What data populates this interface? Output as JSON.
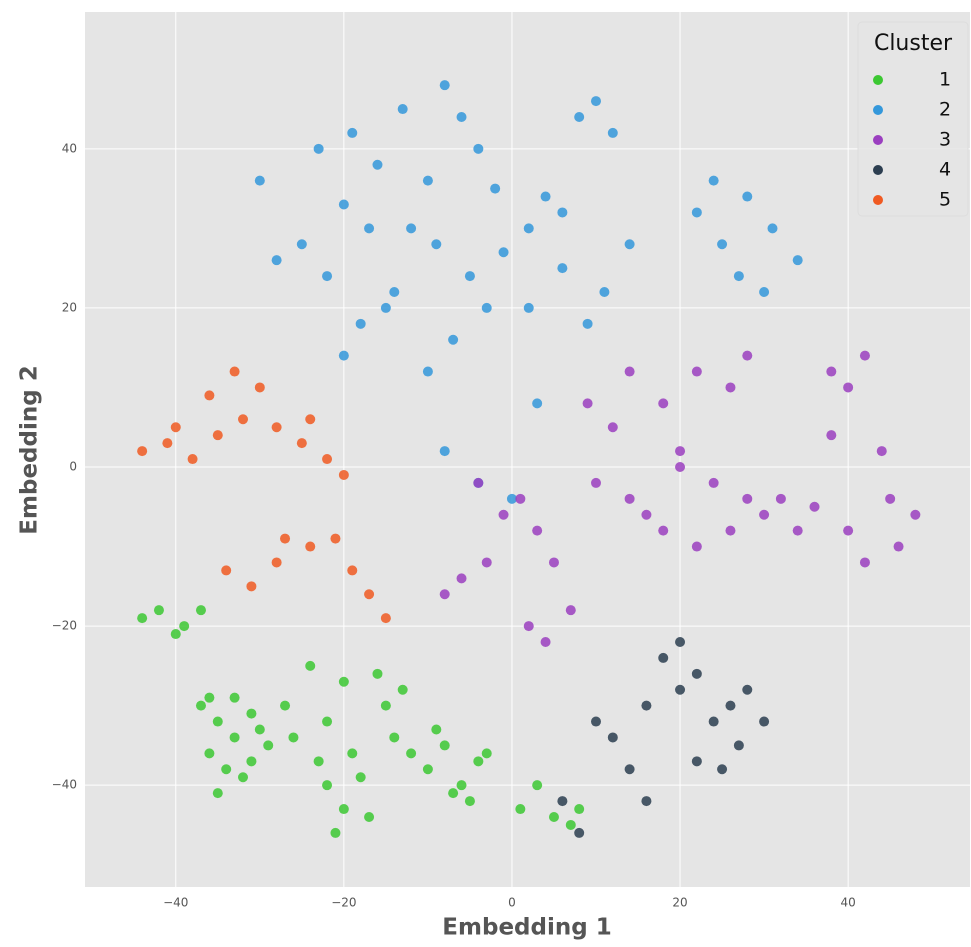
{
  "chart_data": {
    "type": "scatter",
    "xlabel": "Embedding 1",
    "ylabel": "Embedding 2",
    "xlim": [
      -50.8,
      54.5
    ],
    "ylim": [
      -52.8,
      57.2
    ],
    "xticks": [
      {
        "value": -40,
        "label": "−40"
      },
      {
        "value": -20,
        "label": "−20"
      },
      0,
      20,
      40
    ],
    "yticks": [
      {
        "value": -40,
        "label": "−40"
      },
      {
        "value": -20,
        "label": "−20"
      },
      0,
      20,
      40
    ],
    "grid": true,
    "legend": "upper right",
    "legend_title": "Cluster",
    "series": [
      {
        "name": "1",
        "color": "#3cc832",
        "x": [
          -44,
          -42,
          -39,
          -37,
          -35,
          -33,
          -31,
          -29,
          -36,
          -34,
          -32,
          -30,
          -35,
          -33,
          -37,
          -31,
          -27,
          -22,
          -20,
          -18,
          -21,
          -19,
          -23,
          -17,
          -24,
          -20,
          -16,
          -14,
          -12,
          -10,
          -9,
          -13,
          -7,
          -5,
          -8,
          -6,
          -4,
          1,
          3,
          5,
          7,
          8,
          -26,
          -15,
          -3,
          -22,
          -40,
          -36
        ],
        "y": [
          -19,
          -18,
          -20,
          -18,
          -32,
          -29,
          -31,
          -35,
          -36,
          -38,
          -39,
          -33,
          -41,
          -34,
          -30,
          -37,
          -30,
          -40,
          -43,
          -39,
          -46,
          -36,
          -37,
          -44,
          -25,
          -27,
          -26,
          -34,
          -36,
          -38,
          -33,
          -28,
          -41,
          -42,
          -35,
          -40,
          -37,
          -43,
          -40,
          -44,
          -45,
          -43,
          -34,
          -30,
          -36,
          -32,
          -21,
          -29
        ]
      },
      {
        "name": "2",
        "color": "#3498db",
        "x": [
          -28,
          -25,
          -22,
          -30,
          -19,
          -16,
          -13,
          -20,
          -8,
          -6,
          -10,
          -12,
          -4,
          -2,
          2,
          4,
          6,
          8,
          10,
          12,
          11,
          9,
          6,
          2,
          -1,
          -5,
          -9,
          -14,
          -18,
          -20,
          -17,
          -10,
          -7,
          -3,
          -8,
          -4,
          0,
          3,
          22,
          25,
          28,
          31,
          34,
          27,
          24,
          30,
          -15,
          -23,
          14
        ],
        "y": [
          26,
          28,
          24,
          36,
          42,
          38,
          45,
          33,
          48,
          44,
          36,
          30,
          40,
          35,
          30,
          34,
          32,
          44,
          46,
          42,
          22,
          18,
          25,
          20,
          27,
          24,
          28,
          22,
          18,
          14,
          30,
          12,
          16,
          20,
          2,
          -2,
          -4,
          8,
          32,
          28,
          34,
          30,
          26,
          24,
          36,
          22,
          20,
          40,
          28
        ]
      },
      {
        "name": "3",
        "color": "#9b3fc0",
        "x": [
          14,
          18,
          22,
          26,
          28,
          38,
          40,
          42,
          45,
          48,
          44,
          40,
          36,
          42,
          46,
          24,
          20,
          26,
          28,
          18,
          16,
          22,
          3,
          5,
          1,
          -4,
          -6,
          -8,
          -3,
          2,
          4,
          7,
          10,
          12,
          9,
          14,
          32,
          34,
          30,
          38,
          -1,
          20
        ],
        "y": [
          12,
          8,
          12,
          10,
          14,
          12,
          10,
          14,
          -4,
          -6,
          2,
          -8,
          -5,
          -12,
          -10,
          -2,
          0,
          -8,
          -4,
          -8,
          -6,
          -10,
          -8,
          -12,
          -4,
          -2,
          -14,
          -16,
          -12,
          -20,
          -22,
          -18,
          -2,
          5,
          8,
          -4,
          -4,
          -8,
          -6,
          4,
          -6,
          2
        ]
      },
      {
        "name": "4",
        "color": "#2c3e50",
        "x": [
          18,
          20,
          22,
          16,
          24,
          26,
          28,
          30,
          22,
          14,
          12,
          16,
          10,
          8,
          6,
          20,
          27,
          25
        ],
        "y": [
          -24,
          -28,
          -26,
          -30,
          -32,
          -30,
          -28,
          -32,
          -37,
          -38,
          -34,
          -42,
          -32,
          -46,
          -42,
          -22,
          -35,
          -38
        ]
      },
      {
        "name": "5",
        "color": "#f05a22",
        "x": [
          -44,
          -41,
          -38,
          -35,
          -32,
          -30,
          -36,
          -33,
          -28,
          -25,
          -22,
          -20,
          -24,
          -34,
          -31,
          -28,
          -24,
          -21,
          -19,
          -17,
          -15,
          -27,
          -40
        ],
        "y": [
          2,
          3,
          1,
          4,
          6,
          10,
          9,
          12,
          5,
          3,
          1,
          -1,
          6,
          -13,
          -15,
          -12,
          -10,
          -9,
          -13,
          -16,
          -19,
          -9,
          5
        ]
      }
    ]
  }
}
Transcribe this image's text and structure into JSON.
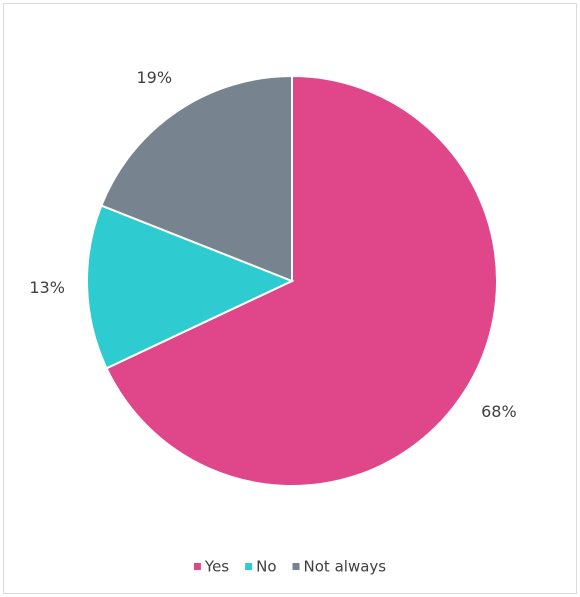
{
  "chart_data": {
    "type": "pie",
    "categories": [
      "Yes",
      "No",
      "Not always"
    ],
    "values": [
      68,
      13,
      19
    ],
    "value_labels": [
      "68%",
      "13%",
      "19%"
    ],
    "colors": [
      "#e0468a",
      "#2ecbd1",
      "#77838f"
    ],
    "legend": "bottom"
  }
}
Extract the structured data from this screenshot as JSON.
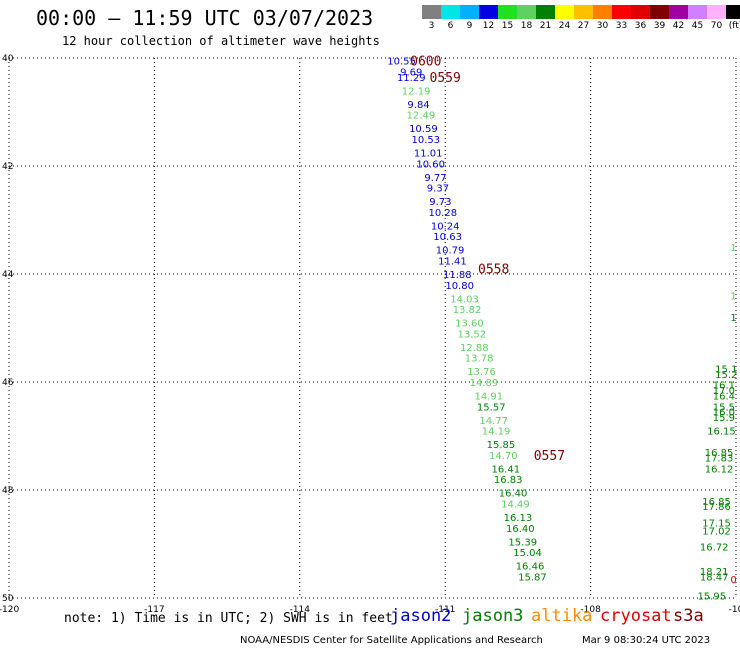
{
  "header": {
    "title": "00:00 – 11:59 UTC 03/07/2023",
    "subtitle": "12 hour collection of altimeter wave heights"
  },
  "color_scale": {
    "labels": [
      "3",
      "6",
      "9",
      "12",
      "15",
      "18",
      "21",
      "24",
      "27",
      "30",
      "33",
      "36",
      "39",
      "42",
      "45",
      "70",
      "(ft)"
    ],
    "colors": [
      "#808080",
      "#00e5e5",
      "#00b0ff",
      "#0000e0",
      "#20e020",
      "#60d060",
      "#008000",
      "#ffff00",
      "#ffc000",
      "#ff8000",
      "#ff0000",
      "#e00000",
      "#800000",
      "#a000a0",
      "#d080ff",
      "#ffb0ff",
      "#000000"
    ]
  },
  "footer": {
    "note": "note: 1) Time is in UTC; 2) SWH is in feet",
    "missions": [
      {
        "name": "jason2",
        "color": "#0000cc"
      },
      {
        "name": "jason3",
        "color": "#008000"
      },
      {
        "name": "altika",
        "color": "#ff8c00"
      },
      {
        "name": "cryosat",
        "color": "#e00000"
      },
      {
        "name": "s3a",
        "color": "#800000"
      }
    ],
    "credit": "NOAA/NESDIS Center for Satellite Applications and Research",
    "timestamp": "Mar  9 08:30:24 UTC 2023"
  },
  "chart_data": {
    "type": "scatter",
    "x_ticks": [
      "-120",
      "-117",
      "-114",
      "-111",
      "-108",
      "-10"
    ],
    "y_ticks": [
      "40",
      "42",
      "44",
      "46",
      "48",
      "50"
    ],
    "x_range": [
      -120,
      -105
    ],
    "y_range": [
      40,
      50
    ],
    "grid": true,
    "time_labels": [
      {
        "text": "0600",
        "lon": -111.4,
        "lat": 40.05
      },
      {
        "text": "0559",
        "lon": -111.0,
        "lat": 40.35
      },
      {
        "text": "0558",
        "lon": -110.0,
        "lat": 43.9
      },
      {
        "text": "0557",
        "lon": -108.85,
        "lat": 47.35
      }
    ],
    "main_track": [
      {
        "v": "10.55",
        "lon": -111.9,
        "lat": 40.05,
        "c": "#0000e0"
      },
      {
        "v": "9.69",
        "lon": -111.7,
        "lat": 40.25,
        "c": "#0000e0"
      },
      {
        "v": "11.29",
        "lon": -111.7,
        "lat": 40.35,
        "c": "#0000e0"
      },
      {
        "v": "12.19",
        "lon": -111.6,
        "lat": 40.6,
        "c": "#60d060"
      },
      {
        "v": "9.84",
        "lon": -111.55,
        "lat": 40.85,
        "c": "#0000e0"
      },
      {
        "v": "12.49",
        "lon": -111.5,
        "lat": 41.05,
        "c": "#60d060"
      },
      {
        "v": "10.59",
        "lon": -111.45,
        "lat": 41.3,
        "c": "#0000e0"
      },
      {
        "v": "10.53",
        "lon": -111.4,
        "lat": 41.5,
        "c": "#0000e0"
      },
      {
        "v": "11.01",
        "lon": -111.35,
        "lat": 41.75,
        "c": "#0000e0"
      },
      {
        "v": "10.60",
        "lon": -111.3,
        "lat": 41.95,
        "c": "#0000e0"
      },
      {
        "v": "9.77",
        "lon": -111.2,
        "lat": 42.2,
        "c": "#0000e0"
      },
      {
        "v": "9.37",
        "lon": -111.15,
        "lat": 42.4,
        "c": "#0000e0"
      },
      {
        "v": "9.73",
        "lon": -111.1,
        "lat": 42.65,
        "c": "#0000e0"
      },
      {
        "v": "10.28",
        "lon": -111.05,
        "lat": 42.85,
        "c": "#0000e0"
      },
      {
        "v": "10.24",
        "lon": -111.0,
        "lat": 43.1,
        "c": "#0000e0"
      },
      {
        "v": "10.63",
        "lon": -110.95,
        "lat": 43.3,
        "c": "#0000e0"
      },
      {
        "v": "10.79",
        "lon": -110.9,
        "lat": 43.55,
        "c": "#0000e0"
      },
      {
        "v": "11.41",
        "lon": -110.85,
        "lat": 43.75,
        "c": "#0000e0"
      },
      {
        "v": "11.88",
        "lon": -110.75,
        "lat": 44.0,
        "c": "#0000e0"
      },
      {
        "v": "10.80",
        "lon": -110.7,
        "lat": 44.2,
        "c": "#0000e0"
      },
      {
        "v": "14.03",
        "lon": -110.6,
        "lat": 44.45,
        "c": "#60d060"
      },
      {
        "v": "13.82",
        "lon": -110.55,
        "lat": 44.65,
        "c": "#60d060"
      },
      {
        "v": "13.60",
        "lon": -110.5,
        "lat": 44.9,
        "c": "#60d060"
      },
      {
        "v": "13.52",
        "lon": -110.45,
        "lat": 45.1,
        "c": "#60d060"
      },
      {
        "v": "12.88",
        "lon": -110.4,
        "lat": 45.35,
        "c": "#60d060"
      },
      {
        "v": "13.78",
        "lon": -110.3,
        "lat": 45.55,
        "c": "#60d060"
      },
      {
        "v": "13.76",
        "lon": -110.25,
        "lat": 45.8,
        "c": "#60d060"
      },
      {
        "v": "14.89",
        "lon": -110.2,
        "lat": 46.0,
        "c": "#60d060"
      },
      {
        "v": "14.91",
        "lon": -110.1,
        "lat": 46.25,
        "c": "#60d060"
      },
      {
        "v": "15.57",
        "lon": -110.05,
        "lat": 46.45,
        "c": "#008000"
      },
      {
        "v": "14.77",
        "lon": -110.0,
        "lat": 46.7,
        "c": "#60d060"
      },
      {
        "v": "14.19",
        "lon": -109.95,
        "lat": 46.9,
        "c": "#60d060"
      },
      {
        "v": "15.85",
        "lon": -109.85,
        "lat": 47.15,
        "c": "#008000"
      },
      {
        "v": "14.70",
        "lon": -109.8,
        "lat": 47.35,
        "c": "#60d060"
      },
      {
        "v": "16.41",
        "lon": -109.75,
        "lat": 47.6,
        "c": "#008000"
      },
      {
        "v": "16.83",
        "lon": -109.7,
        "lat": 47.8,
        "c": "#008000"
      },
      {
        "v": "16.40",
        "lon": -109.6,
        "lat": 48.05,
        "c": "#008000"
      },
      {
        "v": "14.49",
        "lon": -109.55,
        "lat": 48.25,
        "c": "#60d060"
      },
      {
        "v": "16.13",
        "lon": -109.5,
        "lat": 48.5,
        "c": "#008000"
      },
      {
        "v": "16.40",
        "lon": -109.45,
        "lat": 48.7,
        "c": "#008000"
      },
      {
        "v": "15.39",
        "lon": -109.4,
        "lat": 48.95,
        "c": "#008000"
      },
      {
        "v": "15.04",
        "lon": -109.3,
        "lat": 49.15,
        "c": "#008000"
      },
      {
        "v": "16.46",
        "lon": -109.25,
        "lat": 49.4,
        "c": "#008000"
      },
      {
        "v": "15.87",
        "lon": -109.2,
        "lat": 49.6,
        "c": "#008000"
      }
    ],
    "right_track": [
      {
        "v": "15.1",
        "lon": -105.2,
        "lat": 45.75,
        "c": "#008000"
      },
      {
        "v": "15.2",
        "lon": -105.2,
        "lat": 45.85,
        "c": "#008000"
      },
      {
        "v": "16.1",
        "lon": -105.25,
        "lat": 46.05,
        "c": "#008000"
      },
      {
        "v": "17.0",
        "lon": -105.25,
        "lat": 46.15,
        "c": "#008000"
      },
      {
        "v": "16.4",
        "lon": -105.25,
        "lat": 46.25,
        "c": "#008000"
      },
      {
        "v": "15.5",
        "lon": -105.25,
        "lat": 46.45,
        "c": "#008000"
      },
      {
        "v": "16.0",
        "lon": -105.25,
        "lat": 46.55,
        "c": "#008000"
      },
      {
        "v": "15.9",
        "lon": -105.25,
        "lat": 46.65,
        "c": "#008000"
      },
      {
        "v": "16.15",
        "lon": -105.3,
        "lat": 46.9,
        "c": "#008000"
      },
      {
        "v": "16.85",
        "lon": -105.35,
        "lat": 47.3,
        "c": "#008000"
      },
      {
        "v": "17.83",
        "lon": -105.35,
        "lat": 47.4,
        "c": "#008000"
      },
      {
        "v": "16.12",
        "lon": -105.35,
        "lat": 47.6,
        "c": "#008000"
      },
      {
        "v": "16.85",
        "lon": -105.4,
        "lat": 48.2,
        "c": "#008000"
      },
      {
        "v": "17.86",
        "lon": -105.4,
        "lat": 48.3,
        "c": "#008000"
      },
      {
        "v": "17.15",
        "lon": -105.4,
        "lat": 48.6,
        "c": "#008000"
      },
      {
        "v": "17.02",
        "lon": -105.4,
        "lat": 48.75,
        "c": "#008000"
      },
      {
        "v": "16.72",
        "lon": -105.45,
        "lat": 49.05,
        "c": "#008000"
      },
      {
        "v": "18.21",
        "lon": -105.45,
        "lat": 49.5,
        "c": "#008000"
      },
      {
        "v": "18.47",
        "lon": -105.45,
        "lat": 49.6,
        "c": "#008000"
      },
      {
        "v": "15.95",
        "lon": -105.5,
        "lat": 49.95,
        "c": "#008000"
      }
    ],
    "edge_marks": [
      {
        "v": "1",
        "lon": -105.05,
        "lat": 43.5,
        "c": "#60d060"
      },
      {
        "v": "1",
        "lon": -105.05,
        "lat": 44.4,
        "c": "#60d060"
      },
      {
        "v": "1",
        "lon": -105.05,
        "lat": 44.8,
        "c": "#008000"
      },
      {
        "v": "0",
        "lon": -105.05,
        "lat": 49.65,
        "c": "#e00000"
      }
    ]
  }
}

• **DIRECTIONS FOR THIS TASK**: Copy out the lines that hold "JSON".

• **RESPONSE TO THE EXERCISE**:
What data populates this interface? Output as JSON.
Transcribe this image's text and structure into JSON.
Extract the structured data from this screenshot as JSON.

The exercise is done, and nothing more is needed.